Identify the lines that contain the word "from" and copy each one.

» Stored dataset items
+===+
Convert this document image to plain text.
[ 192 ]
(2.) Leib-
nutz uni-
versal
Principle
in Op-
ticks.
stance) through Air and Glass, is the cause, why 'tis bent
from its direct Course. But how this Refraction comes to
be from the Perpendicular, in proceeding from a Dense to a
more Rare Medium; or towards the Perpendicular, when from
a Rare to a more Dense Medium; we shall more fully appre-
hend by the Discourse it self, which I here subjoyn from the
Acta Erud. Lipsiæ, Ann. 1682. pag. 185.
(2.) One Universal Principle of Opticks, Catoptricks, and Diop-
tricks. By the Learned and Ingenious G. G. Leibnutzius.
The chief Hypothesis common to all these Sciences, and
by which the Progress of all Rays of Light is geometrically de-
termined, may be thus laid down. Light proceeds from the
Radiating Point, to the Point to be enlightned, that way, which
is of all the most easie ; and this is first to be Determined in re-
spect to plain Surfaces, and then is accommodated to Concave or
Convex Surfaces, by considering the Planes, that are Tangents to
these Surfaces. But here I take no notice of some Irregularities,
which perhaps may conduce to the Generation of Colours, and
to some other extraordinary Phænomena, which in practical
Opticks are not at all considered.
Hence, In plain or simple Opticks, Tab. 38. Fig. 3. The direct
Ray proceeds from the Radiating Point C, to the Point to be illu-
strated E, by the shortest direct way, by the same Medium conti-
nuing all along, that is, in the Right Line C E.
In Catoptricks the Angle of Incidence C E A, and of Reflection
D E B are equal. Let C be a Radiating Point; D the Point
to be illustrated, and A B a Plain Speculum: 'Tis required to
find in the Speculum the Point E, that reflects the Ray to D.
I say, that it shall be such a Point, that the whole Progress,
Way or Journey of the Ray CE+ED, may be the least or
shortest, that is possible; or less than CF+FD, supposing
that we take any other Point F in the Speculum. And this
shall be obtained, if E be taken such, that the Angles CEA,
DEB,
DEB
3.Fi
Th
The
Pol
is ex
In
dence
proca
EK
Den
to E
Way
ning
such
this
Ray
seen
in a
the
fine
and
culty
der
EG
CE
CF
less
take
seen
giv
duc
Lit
+===+
» Full answer
from its direct Course. But how this Refraction comes to
be from the Perpendicular, in proceeding from a Dense to a
more Rare Medium; or towards the Perpendicular, when from
hend by the Discourse it self, which I here subjoyn from the
termined, may be thus laid down. Light proceeds from the
Ray proceeds from the Radiating Point C, to the Point to be illu-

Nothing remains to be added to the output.